Exercise goal: Restate the data exactly as given and keep the pictures out.

((

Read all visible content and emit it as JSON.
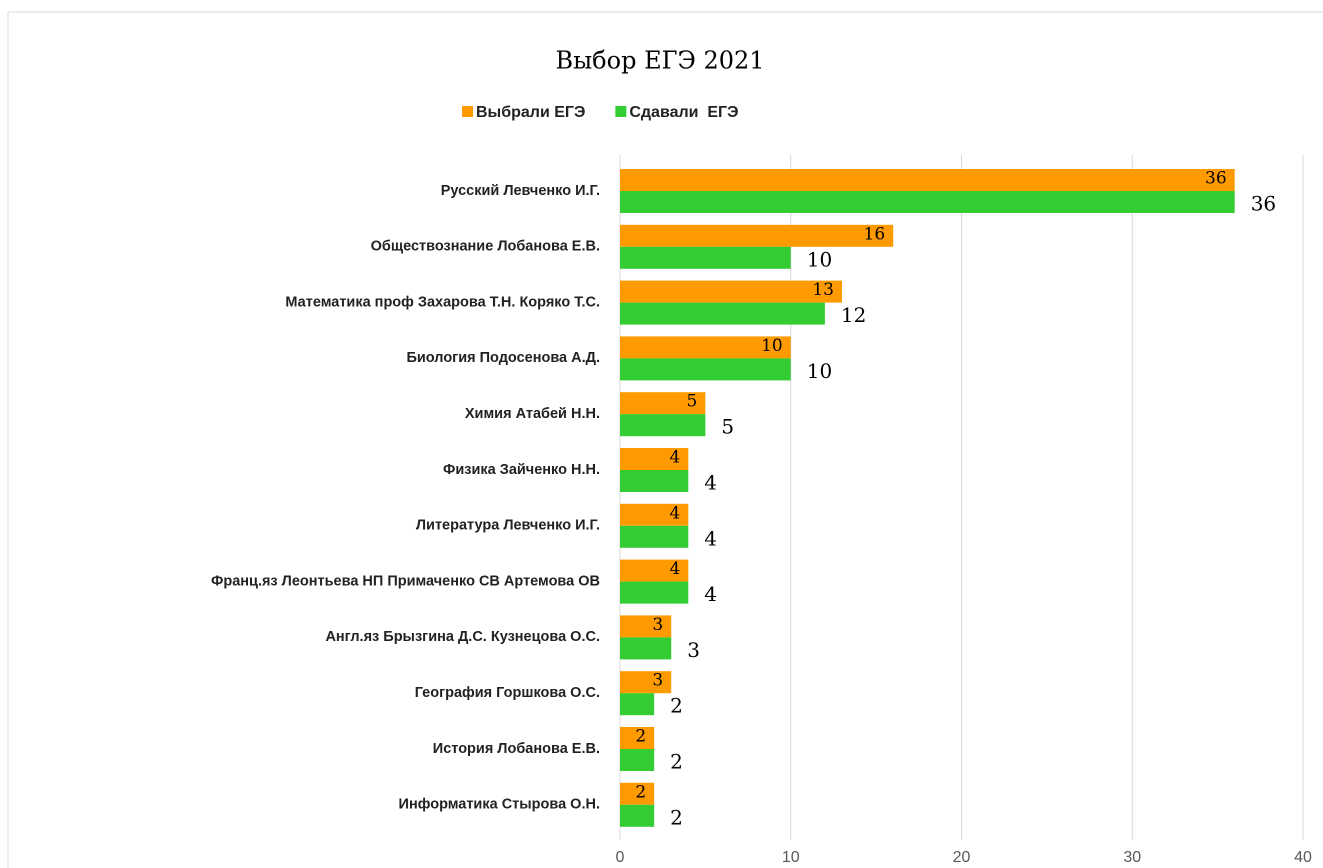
{
  "chart_data": {
    "type": "bar",
    "orientation": "horizontal",
    "title": "Выбор ЕГЭ 2021",
    "categories": [
      "Русский Левченко И.Г.",
      "Обществознание Лобанова Е.В.",
      "Математика проф Захарова Т.Н. Коряко Т.С.",
      "Биология Подосенова А.Д.",
      "Химия Атабей Н.Н.",
      "Физика Зайченко Н.Н.",
      "Литература Левченко И.Г.",
      "Франц.яз Леонтьева НП Примаченко СВ Артемова ОВ",
      "Англ.яз Брызгина Д.С. Кузнецова О.С.",
      "География Горшкова О.С.",
      "История Лобанова Е.В.",
      "Информатика Стырова О.Н."
    ],
    "series": [
      {
        "name": "Выбрали ЕГЭ",
        "color": "#ff9a00",
        "values": [
          36,
          16,
          13,
          10,
          5,
          4,
          4,
          4,
          3,
          3,
          2,
          2
        ]
      },
      {
        "name": "Сдавали  ЕГЭ",
        "color": "#33cc33",
        "values": [
          36,
          10,
          12,
          10,
          5,
          4,
          4,
          4,
          3,
          2,
          2,
          2
        ]
      }
    ],
    "xlim": [
      0,
      40
    ],
    "xticks": [
      0,
      10,
      20,
      30,
      40
    ],
    "grid": true,
    "legend": "top"
  }
}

))

Answer to the exercise:
Read all visible content and emit it as JSON.
{
  "chart_data": {
    "type": "bar",
    "orientation": "horizontal",
    "title": "Выбор ЕГЭ 2021",
    "categories": [
      "Русский Левченко И.Г.",
      "Обществознание Лобанова Е.В.",
      "Математика проф Захарова Т.Н. Коряко Т.С.",
      "Биология Подосенова А.Д.",
      "Химия Атабей Н.Н.",
      "Физика Зайченко Н.Н.",
      "Литература Левченко И.Г.",
      "Франц.яз Леонтьева НП Примаченко СВ Артемова ОВ",
      "Англ.яз Брызгина Д.С. Кузнецова О.С.",
      "География Горшкова О.С.",
      "История Лобанова Е.В.",
      "Информатика Стырова О.Н."
    ],
    "series": [
      {
        "name": "Выбрали ЕГЭ",
        "color": "#ff9a00",
        "values": [
          36,
          16,
          13,
          10,
          5,
          4,
          4,
          4,
          3,
          3,
          2,
          2
        ]
      },
      {
        "name": "Сдавали  ЕГЭ",
        "color": "#33cc33",
        "values": [
          36,
          10,
          12,
          10,
          5,
          4,
          4,
          4,
          3,
          2,
          2,
          2
        ]
      }
    ],
    "xlim": [
      0,
      40
    ],
    "xticks": [
      0,
      10,
      20,
      30,
      40
    ],
    "grid": true,
    "legend": "top"
  }
}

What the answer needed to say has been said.